Problem to solve: Take every line from the listing below that includes "n或雷阵雨" and copy it.

Material for this exercise:
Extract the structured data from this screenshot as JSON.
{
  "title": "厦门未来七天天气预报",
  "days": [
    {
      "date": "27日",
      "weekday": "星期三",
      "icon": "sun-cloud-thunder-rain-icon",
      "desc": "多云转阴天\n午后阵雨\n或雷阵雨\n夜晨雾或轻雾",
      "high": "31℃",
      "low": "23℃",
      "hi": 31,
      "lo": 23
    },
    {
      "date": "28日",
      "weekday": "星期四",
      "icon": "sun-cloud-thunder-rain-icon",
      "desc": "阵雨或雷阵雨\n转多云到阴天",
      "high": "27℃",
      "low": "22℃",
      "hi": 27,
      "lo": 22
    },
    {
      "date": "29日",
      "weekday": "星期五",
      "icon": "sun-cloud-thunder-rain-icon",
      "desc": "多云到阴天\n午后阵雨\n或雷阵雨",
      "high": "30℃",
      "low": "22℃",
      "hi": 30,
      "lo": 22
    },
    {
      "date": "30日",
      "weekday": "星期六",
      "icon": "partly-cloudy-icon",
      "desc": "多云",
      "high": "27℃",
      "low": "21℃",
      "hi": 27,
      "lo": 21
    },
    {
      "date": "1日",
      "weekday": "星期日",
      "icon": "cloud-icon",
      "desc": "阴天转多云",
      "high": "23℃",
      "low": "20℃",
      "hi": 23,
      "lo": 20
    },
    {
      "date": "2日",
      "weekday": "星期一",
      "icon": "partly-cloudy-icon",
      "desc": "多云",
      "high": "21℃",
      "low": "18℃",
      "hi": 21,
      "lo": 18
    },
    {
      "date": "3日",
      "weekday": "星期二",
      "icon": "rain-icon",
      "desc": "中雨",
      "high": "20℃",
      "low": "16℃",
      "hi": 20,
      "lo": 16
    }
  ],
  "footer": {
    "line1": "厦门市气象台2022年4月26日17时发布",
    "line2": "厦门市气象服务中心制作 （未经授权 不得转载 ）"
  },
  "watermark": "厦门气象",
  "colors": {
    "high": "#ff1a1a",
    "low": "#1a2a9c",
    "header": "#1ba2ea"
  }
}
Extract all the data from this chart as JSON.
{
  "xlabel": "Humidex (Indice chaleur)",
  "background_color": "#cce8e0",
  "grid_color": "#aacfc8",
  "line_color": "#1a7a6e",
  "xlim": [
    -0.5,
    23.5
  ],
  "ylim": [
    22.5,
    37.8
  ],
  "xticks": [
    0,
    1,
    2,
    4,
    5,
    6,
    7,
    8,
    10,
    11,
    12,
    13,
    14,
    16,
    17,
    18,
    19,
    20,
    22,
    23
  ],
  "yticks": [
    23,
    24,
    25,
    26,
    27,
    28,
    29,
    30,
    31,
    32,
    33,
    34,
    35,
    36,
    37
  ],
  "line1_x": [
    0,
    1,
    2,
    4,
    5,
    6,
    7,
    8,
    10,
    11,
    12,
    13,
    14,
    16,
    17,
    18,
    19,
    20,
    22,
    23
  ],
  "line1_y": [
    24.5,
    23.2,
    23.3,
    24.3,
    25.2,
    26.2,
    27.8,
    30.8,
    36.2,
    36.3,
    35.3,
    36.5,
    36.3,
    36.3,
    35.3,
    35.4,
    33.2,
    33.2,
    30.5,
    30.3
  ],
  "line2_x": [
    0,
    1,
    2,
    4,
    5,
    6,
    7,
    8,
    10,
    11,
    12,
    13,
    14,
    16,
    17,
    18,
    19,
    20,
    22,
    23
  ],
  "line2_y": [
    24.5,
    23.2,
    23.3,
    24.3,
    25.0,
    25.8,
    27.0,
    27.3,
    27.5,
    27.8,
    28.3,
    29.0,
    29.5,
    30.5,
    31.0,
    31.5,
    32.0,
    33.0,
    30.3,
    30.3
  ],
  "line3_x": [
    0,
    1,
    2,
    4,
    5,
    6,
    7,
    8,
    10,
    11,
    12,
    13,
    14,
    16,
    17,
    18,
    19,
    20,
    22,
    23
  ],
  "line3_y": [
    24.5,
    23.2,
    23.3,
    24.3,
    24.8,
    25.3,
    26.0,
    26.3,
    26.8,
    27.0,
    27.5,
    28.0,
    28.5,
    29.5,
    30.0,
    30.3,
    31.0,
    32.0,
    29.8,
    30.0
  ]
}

Complete response:
      "desc": "多云转阴天\n午后阵雨\n或雷阵雨\n夜晨雾或轻雾",
      "desc": "多云到阴天\n午后阵雨\n或雷阵雨",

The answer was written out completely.